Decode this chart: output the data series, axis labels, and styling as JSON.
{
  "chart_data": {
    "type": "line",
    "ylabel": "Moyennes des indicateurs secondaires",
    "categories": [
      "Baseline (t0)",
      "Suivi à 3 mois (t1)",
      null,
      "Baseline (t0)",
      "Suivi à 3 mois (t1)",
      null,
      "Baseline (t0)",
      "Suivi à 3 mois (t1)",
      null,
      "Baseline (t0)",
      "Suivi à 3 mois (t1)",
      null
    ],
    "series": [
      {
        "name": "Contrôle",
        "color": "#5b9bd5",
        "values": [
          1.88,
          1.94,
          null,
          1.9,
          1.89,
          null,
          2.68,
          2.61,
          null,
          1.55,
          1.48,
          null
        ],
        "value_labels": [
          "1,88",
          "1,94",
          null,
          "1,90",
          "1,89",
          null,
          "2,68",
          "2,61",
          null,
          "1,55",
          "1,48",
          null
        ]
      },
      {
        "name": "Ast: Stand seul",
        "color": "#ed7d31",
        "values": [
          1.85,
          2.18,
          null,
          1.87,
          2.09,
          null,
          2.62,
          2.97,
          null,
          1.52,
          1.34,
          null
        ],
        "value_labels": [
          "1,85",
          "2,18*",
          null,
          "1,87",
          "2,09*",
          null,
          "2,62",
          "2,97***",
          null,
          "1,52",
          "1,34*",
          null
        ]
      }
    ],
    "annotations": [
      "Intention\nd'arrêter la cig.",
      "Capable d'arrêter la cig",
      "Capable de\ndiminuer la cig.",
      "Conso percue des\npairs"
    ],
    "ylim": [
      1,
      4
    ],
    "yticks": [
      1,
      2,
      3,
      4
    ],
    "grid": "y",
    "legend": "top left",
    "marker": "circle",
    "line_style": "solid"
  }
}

--- --- ---

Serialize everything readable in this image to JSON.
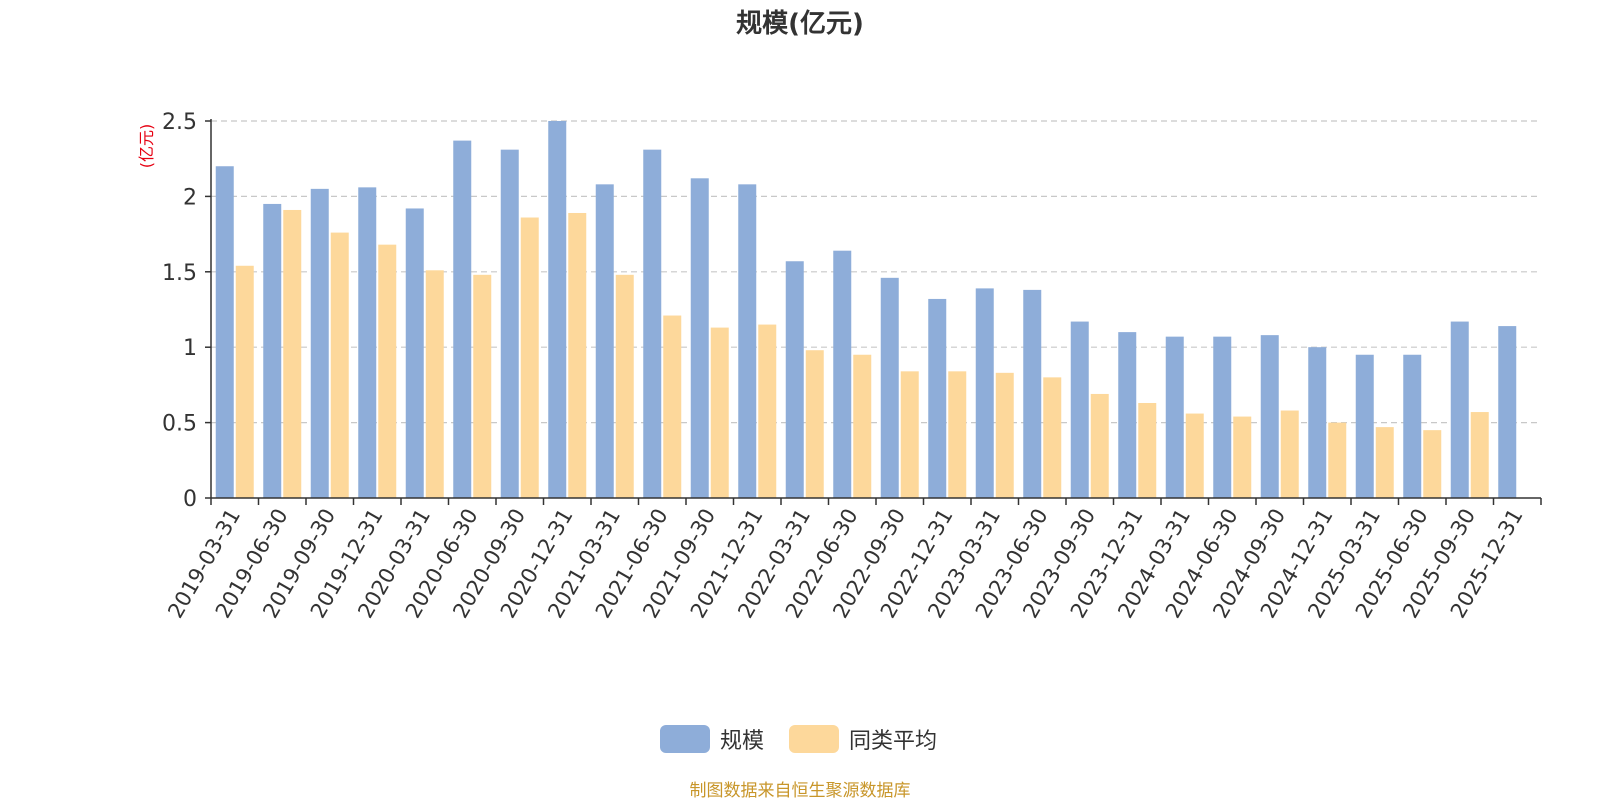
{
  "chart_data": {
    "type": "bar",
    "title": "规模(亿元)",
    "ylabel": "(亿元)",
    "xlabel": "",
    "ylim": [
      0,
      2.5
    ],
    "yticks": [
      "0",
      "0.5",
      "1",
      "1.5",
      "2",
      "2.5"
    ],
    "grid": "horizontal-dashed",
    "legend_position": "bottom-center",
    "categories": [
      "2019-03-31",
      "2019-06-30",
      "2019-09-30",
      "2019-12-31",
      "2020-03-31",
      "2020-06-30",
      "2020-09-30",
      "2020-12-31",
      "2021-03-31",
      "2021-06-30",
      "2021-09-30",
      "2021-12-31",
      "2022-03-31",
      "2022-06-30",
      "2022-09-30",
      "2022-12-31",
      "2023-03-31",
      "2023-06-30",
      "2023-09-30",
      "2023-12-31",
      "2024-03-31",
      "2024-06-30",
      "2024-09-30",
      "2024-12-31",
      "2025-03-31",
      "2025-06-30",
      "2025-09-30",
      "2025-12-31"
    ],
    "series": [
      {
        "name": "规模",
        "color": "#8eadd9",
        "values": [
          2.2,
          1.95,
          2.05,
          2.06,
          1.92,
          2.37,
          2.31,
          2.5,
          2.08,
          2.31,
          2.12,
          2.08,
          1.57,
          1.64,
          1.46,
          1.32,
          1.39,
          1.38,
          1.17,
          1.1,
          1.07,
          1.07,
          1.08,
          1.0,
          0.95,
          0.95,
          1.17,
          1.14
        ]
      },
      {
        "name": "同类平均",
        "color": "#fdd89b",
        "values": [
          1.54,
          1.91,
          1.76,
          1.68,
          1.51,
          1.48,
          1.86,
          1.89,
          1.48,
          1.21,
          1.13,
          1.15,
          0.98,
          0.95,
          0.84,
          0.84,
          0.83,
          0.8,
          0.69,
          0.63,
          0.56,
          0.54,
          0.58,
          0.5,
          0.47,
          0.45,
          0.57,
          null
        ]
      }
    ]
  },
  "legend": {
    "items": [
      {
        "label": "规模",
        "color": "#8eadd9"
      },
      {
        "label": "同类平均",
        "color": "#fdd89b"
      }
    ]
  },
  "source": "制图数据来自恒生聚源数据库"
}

--- --- ---

Find each line in the records holding the string "ylabel" and show it.

**Response below**:
    "ylabel": "Moyennes des indicateurs secondaires",
    "ylabel": "(亿元)",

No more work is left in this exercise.